Extrait
Dracha prononcée par Leila à l'occasion de sa Bat Mitsva le 10 juin 2025

Par Leila

La paracha de cette semaine, Balak, met en scène un roi moabite inquiet, un prophète non juif nommé Bilam, un âne qui parle et même un ange caché sur la route.

Balak, roi de Moav, a peur. Il voit les Bnei Israël approcher et demande à Bilam, un magicien célèbre, de les maudire. Mais chaque tentative de Bilam pour maudire se transforme… en bénédiction.

Pourtant, Bilam ne refuse pas directement. Il dit : « Je dirai uniquement ce que Dieu mettra dans ma bouche ». À première vue, cela paraît plutôt bien, non ? Un prophète qui consulte Dieu à chaque étape, qui ne prend pas d’initiative personnelle pour faire le mal, qui reconnaît la volonté divine.

Pourtant, les Sages du Talmud, dans la Michna Avot (5:19), sont très critiques : « Les disciples d’Abraham ont un bon œil, un esprit humble et une âme modeste. Les disciples de Bilam, un œil mauvais, un esprit hautain, une âme avide. »

Comment peut-on passer de « Bilam le prophète » à « Bilam le méchant » ?
Pourquoi une image si sévère d’un homme qui semble bien faire ?

Pour le comprendre, il faut regarder ce que fait Bilam quand il reçoit un non. Dieu lui dit explicitement : “Tu n’iras pas avec eux, tu ne maudiras pas ce peuple, car il est béni” (Nombres 22:12). C’est un triple non. Et pourtant, Bilam répond aux messagers de Balak : « Dieu refuse de me laisser aller avec vous » (sous-entendu : ce n’est pas vous, mais peut-être que si vous m’envoyez des messagers un peu plus prestigieux, ou que vous augmentez la récompense ça passera).

Et effectivement, c’est ce qu’il espère. Lorsque des émissaires de rang plus élevé reviennent, Bilam ne dit pas « J’ai déjà la réponse de Dieu », il leur demande de dormir sur place, « pour voir ce que Dieu dira encore ». Comme s’il attendait que Dieu change d’avis. Et finalement, Dieu finit par dire : « Va avec eux».

Le Ramban (Na’hmanide) commente ici que Dieu ne dit pas “Va” parce que c’est bien, mais parce que Bilam le veut vraiment. Dieu l’accompagne sur le chemin qu’il a choisi, même si ce chemin est mauvais. C’est ce que le Talmud dit : « Sur le chemin qu’une personne veut prendre, on la laisse aller ». Autrement dit, Dieu ne force pas. Il nous laisse la responsabilité.

À ce moment-là, en lisant le texte, on découvre le verset suivant :
« Bilam se leva le matin, sangla son ânesse, et partit avec les ministres de Moav » (22:21).

Cette histoire de partir tôt le matin avec l’âne et deux jeunes hommes, je l’ai déjà étudiée au Talmud Torah !

Travail demandé
• A. D'après l'extrait, quel commentateur explique que Dieu dit « Va » parce que Bilam le veut vraiment ?
• B. Modifiez les enregistrements en remplaçant « x-tick-label » par « graduation-x » partout, puis réécrivez-les intégralement sans aucun autre changement.

Données à traiter
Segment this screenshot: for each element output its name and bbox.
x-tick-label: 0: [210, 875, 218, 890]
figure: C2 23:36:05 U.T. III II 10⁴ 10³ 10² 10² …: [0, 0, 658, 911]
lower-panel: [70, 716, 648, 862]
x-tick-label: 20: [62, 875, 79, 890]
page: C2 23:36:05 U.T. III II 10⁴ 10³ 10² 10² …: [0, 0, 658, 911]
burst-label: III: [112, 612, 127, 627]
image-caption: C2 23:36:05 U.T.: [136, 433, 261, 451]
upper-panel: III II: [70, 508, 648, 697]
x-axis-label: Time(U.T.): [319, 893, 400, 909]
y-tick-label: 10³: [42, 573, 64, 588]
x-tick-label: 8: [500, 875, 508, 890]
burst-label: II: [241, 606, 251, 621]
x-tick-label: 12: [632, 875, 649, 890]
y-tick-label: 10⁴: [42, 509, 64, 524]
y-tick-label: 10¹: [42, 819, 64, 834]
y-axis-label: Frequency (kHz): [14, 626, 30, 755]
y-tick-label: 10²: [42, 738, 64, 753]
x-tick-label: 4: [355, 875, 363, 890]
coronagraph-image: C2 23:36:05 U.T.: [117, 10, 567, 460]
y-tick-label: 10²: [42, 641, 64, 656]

Réponses
• A. Le Ramban (Na'hmanide).

• B.
Segment this screenshot: for each element output its name and bbox.
graduation-x: 0: [210, 875, 218, 890]
figure: C2 23:36:05 U.T. III II 10⁴ 10³ 10² 10² …: [0, 0, 658, 911]
lower-panel: [70, 716, 648, 862]
graduation-x: 20: [62, 875, 79, 890]
page: C2 23:36:05 U.T. III II 10⁴ 10³ 10² 10² …: [0, 0, 658, 911]
burst-label: III: [112, 612, 127, 627]
image-caption: C2 23:36:05 U.T.: [136, 433, 261, 451]
upper-panel: III II: [70, 508, 648, 697]
x-axis-label: Time(U.T.): [319, 893, 400, 909]
y-tick-label: 10³: [42, 573, 64, 588]
graduation-x: 8: [500, 875, 508, 890]
burst-label: II: [241, 606, 251, 621]
graduation-x: 12: [632, 875, 649, 890]
y-tick-label: 10⁴: [42, 509, 64, 524]
y-tick-label: 10¹: [42, 819, 64, 834]
y-axis-label: Frequency (kHz): [14, 626, 30, 755]
y-tick-label: 10²: [42, 738, 64, 753]
graduation-x: 4: [355, 875, 363, 890]
coronagraph-image: C2 23:36:05 U.T.: [117, 10, 567, 460]
y-tick-label: 10²: [42, 641, 64, 656]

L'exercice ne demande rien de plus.